Job:
Set down every entry word for word. Omit the pictures.
Start of Records for the exercise
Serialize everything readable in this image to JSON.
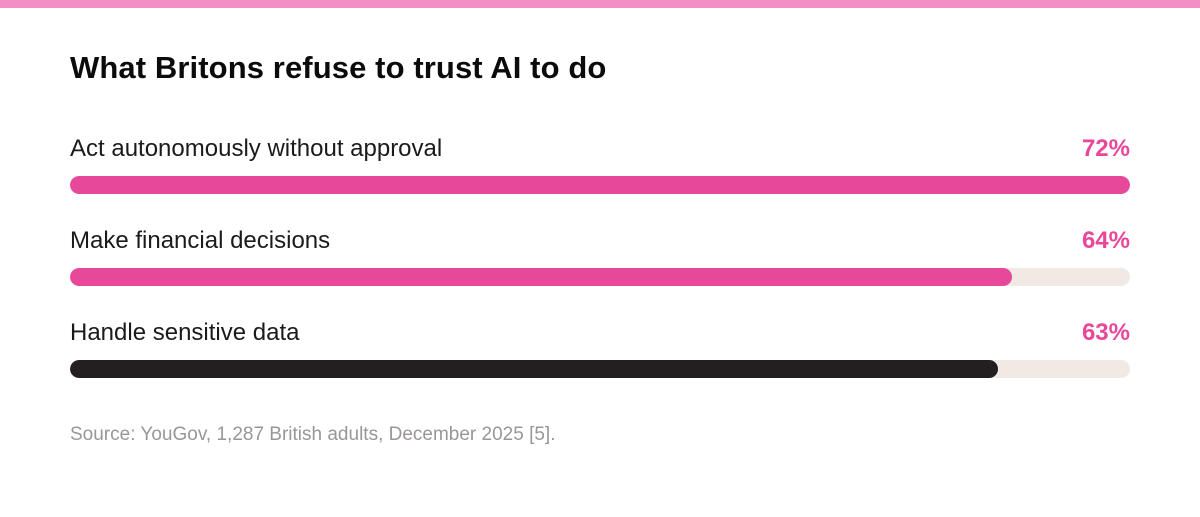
{
  "colors": {
    "accent_pink": "#e8489a",
    "dark_bar": "#231f20",
    "track": "#f1e9e3",
    "top_stripe": "#f48fc6"
  },
  "chart_data": {
    "type": "bar",
    "orientation": "horizontal",
    "title": "What Britons refuse to trust AI to do",
    "unit": "%",
    "categories": [
      "Act autonomously without approval",
      "Make financial decisions",
      "Handle sensitive data"
    ],
    "values": [
      72,
      64,
      63
    ],
    "value_labels": [
      "72%",
      "64%",
      "63%"
    ],
    "bar_colors": [
      "#e8489a",
      "#e8489a",
      "#231f20"
    ],
    "scale_max": 72,
    "source": "Source: YouGov, 1,287 British adults, December 2025 [5]."
  }
}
End of Records for the exercise
Expected output:
Serialize everything readable in this image to JSON.
{
  "colors": {
    "accent_pink": "#e8489a",
    "dark_bar": "#231f20",
    "track": "#f1e9e3",
    "top_stripe": "#f48fc6"
  },
  "chart_data": {
    "type": "bar",
    "orientation": "horizontal",
    "title": "What Britons refuse to trust AI to do",
    "unit": "%",
    "categories": [
      "Act autonomously without approval",
      "Make financial decisions",
      "Handle sensitive data"
    ],
    "values": [
      72,
      64,
      63
    ],
    "value_labels": [
      "72%",
      "64%",
      "63%"
    ],
    "bar_colors": [
      "#e8489a",
      "#e8489a",
      "#231f20"
    ],
    "scale_max": 72,
    "source": "Source: YouGov, 1,287 British adults, December 2025 [5]."
  }
}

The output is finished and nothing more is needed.